■ **TASK GOAL**
Where does the string "velocity" appear? Copy every line of the entries below that holds it.

■ **RECORD EXTRACTS**
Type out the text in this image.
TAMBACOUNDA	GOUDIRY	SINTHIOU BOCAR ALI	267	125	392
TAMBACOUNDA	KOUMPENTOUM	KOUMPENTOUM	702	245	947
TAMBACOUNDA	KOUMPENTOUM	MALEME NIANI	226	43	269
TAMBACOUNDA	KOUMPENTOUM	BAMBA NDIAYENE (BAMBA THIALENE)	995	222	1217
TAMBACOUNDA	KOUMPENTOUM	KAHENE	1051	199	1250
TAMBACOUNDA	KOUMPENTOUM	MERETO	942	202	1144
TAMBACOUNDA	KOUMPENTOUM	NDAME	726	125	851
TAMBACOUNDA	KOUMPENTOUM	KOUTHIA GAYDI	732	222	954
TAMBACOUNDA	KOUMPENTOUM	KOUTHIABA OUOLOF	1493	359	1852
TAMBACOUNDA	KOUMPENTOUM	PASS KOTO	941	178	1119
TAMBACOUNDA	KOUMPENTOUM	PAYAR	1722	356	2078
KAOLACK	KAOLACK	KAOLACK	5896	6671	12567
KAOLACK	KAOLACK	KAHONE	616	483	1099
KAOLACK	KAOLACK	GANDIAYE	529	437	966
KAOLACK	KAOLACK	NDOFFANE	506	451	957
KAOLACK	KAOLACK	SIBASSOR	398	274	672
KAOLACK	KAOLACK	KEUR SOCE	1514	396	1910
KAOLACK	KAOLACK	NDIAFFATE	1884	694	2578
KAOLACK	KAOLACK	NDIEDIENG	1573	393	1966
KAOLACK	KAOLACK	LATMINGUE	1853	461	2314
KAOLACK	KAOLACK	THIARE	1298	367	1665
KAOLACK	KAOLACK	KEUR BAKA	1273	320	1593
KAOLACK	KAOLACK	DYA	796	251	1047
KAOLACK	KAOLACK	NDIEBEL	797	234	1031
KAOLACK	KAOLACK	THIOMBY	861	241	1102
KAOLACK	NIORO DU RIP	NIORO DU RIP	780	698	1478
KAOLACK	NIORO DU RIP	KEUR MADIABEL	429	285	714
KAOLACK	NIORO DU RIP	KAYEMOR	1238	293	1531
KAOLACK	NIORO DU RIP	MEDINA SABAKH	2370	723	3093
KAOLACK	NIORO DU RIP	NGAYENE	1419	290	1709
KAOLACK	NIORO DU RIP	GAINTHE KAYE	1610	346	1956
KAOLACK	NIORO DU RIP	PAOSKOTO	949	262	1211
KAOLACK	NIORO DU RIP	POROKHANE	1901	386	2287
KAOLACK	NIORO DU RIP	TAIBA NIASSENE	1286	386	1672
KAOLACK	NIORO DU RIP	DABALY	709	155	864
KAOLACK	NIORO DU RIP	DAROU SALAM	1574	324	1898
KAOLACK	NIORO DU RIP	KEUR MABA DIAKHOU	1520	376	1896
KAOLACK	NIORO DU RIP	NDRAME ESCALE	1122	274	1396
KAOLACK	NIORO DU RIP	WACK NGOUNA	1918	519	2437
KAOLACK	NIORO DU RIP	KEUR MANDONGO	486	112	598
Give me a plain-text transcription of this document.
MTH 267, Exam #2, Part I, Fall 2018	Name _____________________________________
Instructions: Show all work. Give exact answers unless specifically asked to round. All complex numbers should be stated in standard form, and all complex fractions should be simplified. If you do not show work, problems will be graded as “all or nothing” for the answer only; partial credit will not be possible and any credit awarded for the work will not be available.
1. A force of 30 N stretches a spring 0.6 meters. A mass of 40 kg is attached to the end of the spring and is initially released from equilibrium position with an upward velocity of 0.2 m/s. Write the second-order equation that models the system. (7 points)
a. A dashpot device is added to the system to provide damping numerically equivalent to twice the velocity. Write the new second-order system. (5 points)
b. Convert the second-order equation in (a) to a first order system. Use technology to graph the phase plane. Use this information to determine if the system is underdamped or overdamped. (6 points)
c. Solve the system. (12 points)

■ **ANSWER TO THE TASK**
1. A force of 30 N stretches a spring 0.6 meters. A mass of 40 kg is attached to the end of the spring and is initially released from equilibrium position with an upward velocity of 0.2 m/s. Write the second-order equation that models the system. (7 points)
a. A dashpot device is added to the system to provide damping numerically equivalent to twice the velocity. Write the new second-order system. (5 points)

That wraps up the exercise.